-------- Data for the task

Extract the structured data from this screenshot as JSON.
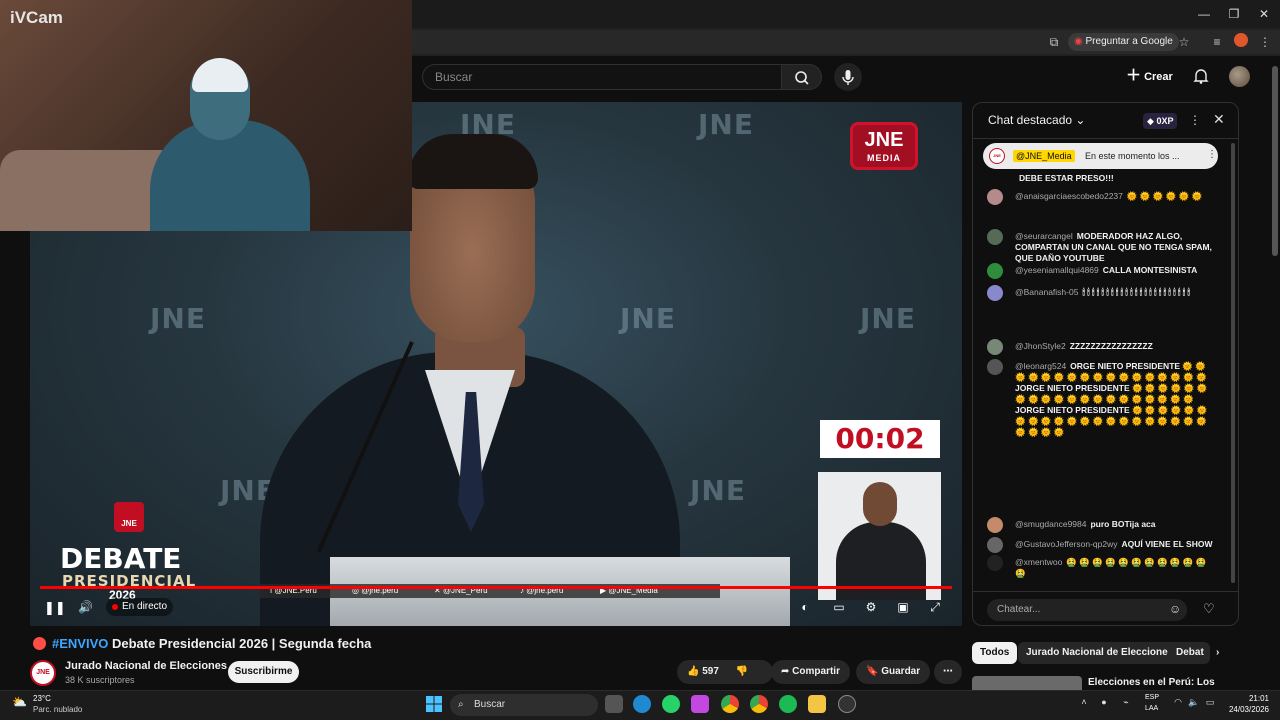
{
  "browser": {
    "ask_google": "Preguntar a Google"
  },
  "webcam": {
    "label": "iVCam"
  },
  "header": {
    "search_placeholder": "Buscar",
    "create_label": "Crear"
  },
  "player": {
    "timer": "00:02",
    "watermark": "JNE",
    "logo_title": "JNE",
    "logo_subtitle": "MEDIA",
    "brand_debate": "DEBATE",
    "brand_presidencial": "PRESIDENCIAL",
    "brand_year": "2026",
    "brand_icon": "JNE",
    "live_label": "En directo",
    "social": [
      "@JNE.Peru",
      "@jne.peru",
      "@JNE_Peru",
      "@jne.peru",
      "@JNE_Media"
    ]
  },
  "video": {
    "hashtag": "#ENVIVO",
    "title": " Debate Presidencial 2026 | Segunda fecha",
    "channel_name": "Jurado Nacional de Elecciones",
    "channel_logo": "JNE",
    "subscribers": "38 K suscriptores",
    "subscribe_label": "Suscribirme",
    "likes": "597",
    "share_label": "Compartir",
    "save_label": "Guardar"
  },
  "chat": {
    "title": "Chat destacado",
    "xp": "0XP",
    "pinned_author": "@JNE_Media",
    "pinned_text": "En este momento los ...",
    "input_placeholder": "Chatear...",
    "messages": [
      {
        "author": "",
        "text": "DEBE ESTAR PRESO!!!",
        "avatar": "#444444"
      },
      {
        "author": "@anaisgarciaescobedo2237",
        "text": "🌞 🌞 🌞 🌞 🌞 🌞",
        "avatar": "#b58a8a"
      },
      {
        "author": "@seurarcangel",
        "text": "MODERADOR HAZ ALGO, COMPARTAN UN CANAL QUE NO TENGA SPAM, QUE DAÑO YOUTUBE",
        "avatar": "#556b55"
      },
      {
        "author": "@yeseniamallqui4869",
        "text": "CALLA MONTESINISTA",
        "avatar": "#2f8c3c"
      },
      {
        "author": "@Bananafish-05",
        "text": "🕯 🕯 🕯 🕯 🕯 🕯 🕯 🕯 🕯 🕯 🕯 🕯 🕯 🕯 🕯 🕯 🕯 🕯 🕯 🕯 🕯 🕯 🕯",
        "avatar": "#8888cc"
      },
      {
        "author": "@JhonStyle2",
        "text": "ZZZZZZZZZZZZZZZZ",
        "avatar": "#778877"
      },
      {
        "author": "@leonarg524",
        "text": "ORGE NIETO PRESIDENTE 🌞 🌞 🌞 🌞 🌞 🌞 🌞 🌞 🌞 🌞 🌞 🌞 🌞 🌞 🌞 🌞 🌞 JORGE NIETO PRESIDENTE 🌞 🌞 🌞 🌞 🌞 🌞 🌞 🌞 🌞 🌞 🌞 🌞 🌞 🌞 🌞 🌞 🌞 🌞 🌞 🌞 JORGE NIETO PRESIDENTE 🌞 🌞 🌞 🌞 🌞 🌞 🌞 🌞 🌞 🌞 🌞 🌞 🌞 🌞 🌞 🌞 🌞 🌞 🌞 🌞 🌞 🌞 🌞 🌞 🌞",
        "avatar": "#555555"
      },
      {
        "author": "@smugdance9984",
        "text": "puro BOTija aca",
        "avatar": "#c48a6a"
      },
      {
        "author": "@GustavoJefferson-qp2wy",
        "text": "AQUÍ VIENE EL SHOW",
        "avatar": "#666666"
      },
      {
        "author": "@xmentwoo",
        "text": "🤮 🤮 🤮 🤮 🤮 🤮 🤮 🤮 🤮 🤮 🤮 🤮",
        "avatar": "#222222"
      }
    ]
  },
  "chips": [
    "Todos",
    "Jurado Nacional de Elecciones",
    "Debat"
  ],
  "recommended": {
    "title": "Elecciones en el Perú: Los"
  },
  "taskbar": {
    "temp": "23°C",
    "weather": "Parc. nublado",
    "search": "Buscar",
    "lang1": "ESP",
    "lang2": "LAA",
    "time": "21:01",
    "date": "24/03/2026"
  },
  "colors": {
    "accent_red": "#c20e22",
    "yt_red": "#ff0000",
    "link_blue": "#3ea6ff"
  }
}
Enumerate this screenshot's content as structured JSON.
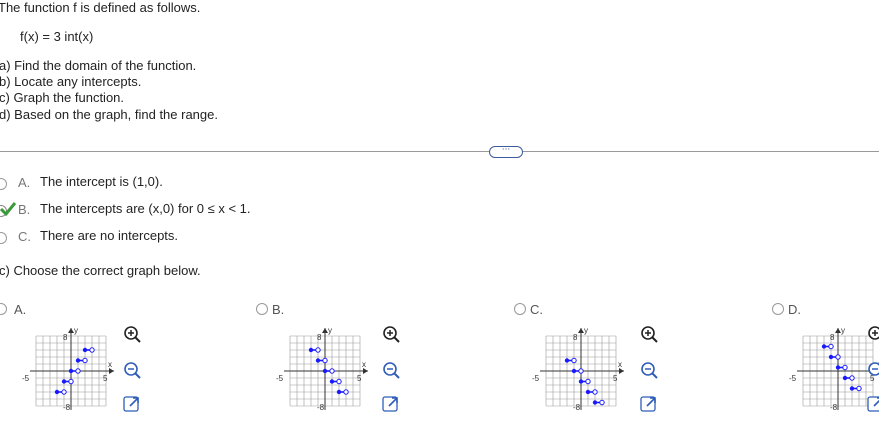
{
  "problem": {
    "intro": "The function f is defined as follows.",
    "function": "f(x) = 3 int(x)",
    "parts": [
      "a) Find the domain of the function.",
      "b) Locate any intercepts.",
      "c) Graph the function.",
      "d) Based on the graph, find the range."
    ]
  },
  "more_button": "···",
  "intercept_options": [
    {
      "letter": "A.",
      "text": "The intercept is (1,0).",
      "selected": false
    },
    {
      "letter": "B.",
      "text": "The intercepts are (x,0) for 0 ≤ x < 1.",
      "selected": true
    },
    {
      "letter": "C.",
      "text": "There are no intercepts.",
      "selected": false
    }
  ],
  "graph_prompt": "c) Choose the correct graph below.",
  "graph_options": [
    {
      "letter": "A.",
      "axis": {
        "x": "x",
        "y": "y",
        "tick_pos": "5",
        "tick_neg": "-5",
        "y_top": "8",
        "y_bot": "-8"
      }
    },
    {
      "letter": "B.",
      "axis": {
        "x": "x",
        "y": "y",
        "tick_pos": "5",
        "tick_neg": "-5",
        "y_top": "8",
        "y_bot": "-8"
      }
    },
    {
      "letter": "C.",
      "axis": {
        "x": "x",
        "y": "y",
        "tick_pos": "5",
        "tick_neg": "-5",
        "y_top": "8",
        "y_bot": "-8"
      }
    },
    {
      "letter": "D.",
      "axis": {
        "x": "x",
        "y": "y",
        "tick_pos": "5",
        "tick_neg": "-5",
        "y_top": "8",
        "y_bot": "-8"
      }
    }
  ],
  "colors": {
    "accent": "#2f5db8",
    "check": "#3a9a3a",
    "segment": "#1a1aff",
    "grid": "#9a9a9a"
  },
  "icons": [
    "zoom-in-icon",
    "zoom-out-icon",
    "expand-icon"
  ]
}
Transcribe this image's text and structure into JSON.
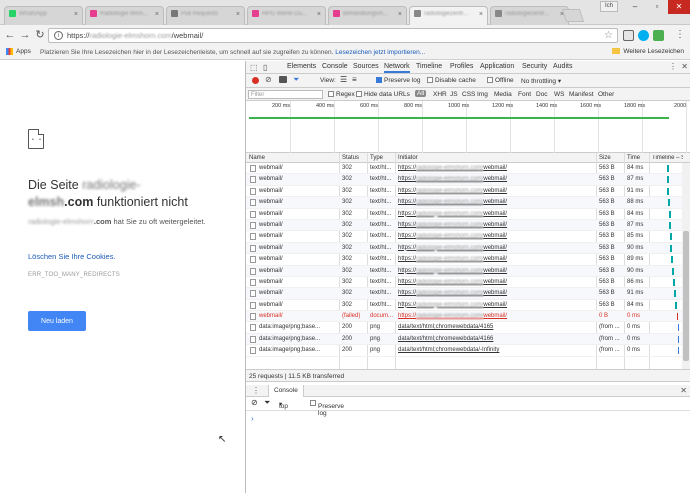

----------------

*Aim of the task*.
Report the number of lines in the entries above that include the word "Jurado" and add nothing to it.

*The reply*.
2